# sensores de ángulo



## Adolfoe (Mar 23, 2010)

Hola estoy buscando información sobre diversos tipos de sensore de ángulo.
Es decir que tipos hay y su funcionamiento, pero sólo me aparecen páginas de vendedores de componentes.
Alguien me puede decir donde puedo buscar sobre este tipo de transductores. 

Gracias.


----------



## fernandoae (Mar 24, 2010)

Que es lo que queres hacer? si sos mas especifico quiza te podamos ayudar mejor.
Busca en google "ACELEROMETROS".
Sino algo bien basico, un potenciometro con una varilla y un peso en el extremo..


----------



## pablofunes90 (Mar 24, 2010)

tienen otros nombres esos sensores.. por lo menos en mis pagos.... aquí en Argentina se los llama giróscopos o inclinómentros... NO acelerómentros... estos últimos miden aceleración justamente cuando lo que adolfoe necesita es medir el ángulo de inclinación con el que está posicionado un objeto es los distintos ejes...
saludos


----------



## juanma (Mar 24, 2010)

Podes usar encoders, si no necesitas mucha precision.
Es tipo el mouse con bolita, pero en vez de medir movimiento lineal, lo medis en forma circular, pero repito, no se que tanta presicion necesitas y si podes hacerle los arreglos necesarios a tu proyecto para colocar todo.


----------



## tecnogirl (Mar 24, 2010)

aldofoe: Son los mismos sensores de inclinacion ?.
Saludos


----------



## fernandoae (Mar 24, 2010)

Se llaman acelerometros, pueden ser estaticos o dinamicos, pero son acelerometros.

Tarea asignada a :: Enumera todas las filas que contienen la palabra "Cycling" y cópialas. Distingue entre mayúsculas y minúsculas.

Filas del ejercicio ::
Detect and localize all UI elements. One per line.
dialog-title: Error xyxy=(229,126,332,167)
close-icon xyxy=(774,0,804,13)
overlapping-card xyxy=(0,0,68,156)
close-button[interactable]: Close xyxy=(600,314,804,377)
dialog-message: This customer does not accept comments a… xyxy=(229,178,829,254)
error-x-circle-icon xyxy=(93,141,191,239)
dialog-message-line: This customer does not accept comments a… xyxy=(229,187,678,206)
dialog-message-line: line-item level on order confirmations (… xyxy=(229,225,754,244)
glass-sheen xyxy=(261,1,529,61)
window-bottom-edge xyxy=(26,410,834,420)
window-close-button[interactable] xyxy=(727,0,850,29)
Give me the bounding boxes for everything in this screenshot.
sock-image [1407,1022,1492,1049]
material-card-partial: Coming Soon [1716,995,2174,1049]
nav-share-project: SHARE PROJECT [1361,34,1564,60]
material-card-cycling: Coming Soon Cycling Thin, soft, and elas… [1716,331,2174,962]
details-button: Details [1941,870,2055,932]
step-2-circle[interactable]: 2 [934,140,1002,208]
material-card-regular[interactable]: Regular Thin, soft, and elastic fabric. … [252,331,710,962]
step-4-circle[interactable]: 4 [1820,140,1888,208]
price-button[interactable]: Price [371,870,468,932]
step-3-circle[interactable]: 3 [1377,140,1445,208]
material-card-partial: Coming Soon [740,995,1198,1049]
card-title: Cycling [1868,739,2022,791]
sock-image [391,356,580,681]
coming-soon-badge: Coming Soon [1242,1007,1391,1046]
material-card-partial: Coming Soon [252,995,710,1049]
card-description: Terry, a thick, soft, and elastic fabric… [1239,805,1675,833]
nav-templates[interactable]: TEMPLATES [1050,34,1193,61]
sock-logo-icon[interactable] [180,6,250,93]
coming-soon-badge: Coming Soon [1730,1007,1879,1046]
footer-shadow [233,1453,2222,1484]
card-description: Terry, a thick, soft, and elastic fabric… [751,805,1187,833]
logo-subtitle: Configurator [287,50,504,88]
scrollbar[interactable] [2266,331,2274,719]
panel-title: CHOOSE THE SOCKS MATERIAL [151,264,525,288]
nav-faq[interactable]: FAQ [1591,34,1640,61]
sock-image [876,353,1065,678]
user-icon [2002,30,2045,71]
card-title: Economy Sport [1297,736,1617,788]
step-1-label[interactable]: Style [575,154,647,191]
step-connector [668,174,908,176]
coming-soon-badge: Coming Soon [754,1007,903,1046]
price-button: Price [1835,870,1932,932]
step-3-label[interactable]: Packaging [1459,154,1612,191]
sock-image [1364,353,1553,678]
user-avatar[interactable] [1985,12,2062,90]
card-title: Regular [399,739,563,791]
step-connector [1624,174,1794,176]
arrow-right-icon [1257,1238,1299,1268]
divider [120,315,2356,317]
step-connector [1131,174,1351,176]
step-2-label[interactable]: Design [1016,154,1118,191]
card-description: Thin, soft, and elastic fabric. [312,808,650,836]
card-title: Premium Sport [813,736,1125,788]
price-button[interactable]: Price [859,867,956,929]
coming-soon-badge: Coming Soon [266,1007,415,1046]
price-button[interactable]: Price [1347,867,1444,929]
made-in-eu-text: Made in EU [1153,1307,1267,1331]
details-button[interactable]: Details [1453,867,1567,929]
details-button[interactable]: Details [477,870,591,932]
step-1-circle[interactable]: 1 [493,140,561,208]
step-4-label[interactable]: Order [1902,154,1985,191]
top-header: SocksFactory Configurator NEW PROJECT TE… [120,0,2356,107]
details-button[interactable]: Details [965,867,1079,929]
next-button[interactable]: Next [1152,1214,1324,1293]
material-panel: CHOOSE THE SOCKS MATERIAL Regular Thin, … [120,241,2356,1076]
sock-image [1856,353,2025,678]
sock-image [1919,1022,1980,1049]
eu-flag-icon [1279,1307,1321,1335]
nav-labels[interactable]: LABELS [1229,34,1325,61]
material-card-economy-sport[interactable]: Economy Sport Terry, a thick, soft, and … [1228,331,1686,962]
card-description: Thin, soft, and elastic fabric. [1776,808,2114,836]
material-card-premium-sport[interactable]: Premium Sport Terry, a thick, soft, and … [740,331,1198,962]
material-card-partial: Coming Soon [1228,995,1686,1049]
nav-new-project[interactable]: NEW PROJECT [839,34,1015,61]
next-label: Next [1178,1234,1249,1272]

Tarea asignada b :: En el hilo sobre sensores de ángulo, ¿qué alternativa muy básica propone fernandoae en su primera respuesta?

Respuesta correcta a ::
material-card-cycling: Coming Soon Cycling Thin, soft, and elas… [1716,331,2174,962]
card-title: Cycling [1868,739,2022,791]

Respuesta correcta b :: Propone un potenciómetro con una varilla y un peso en el extremo.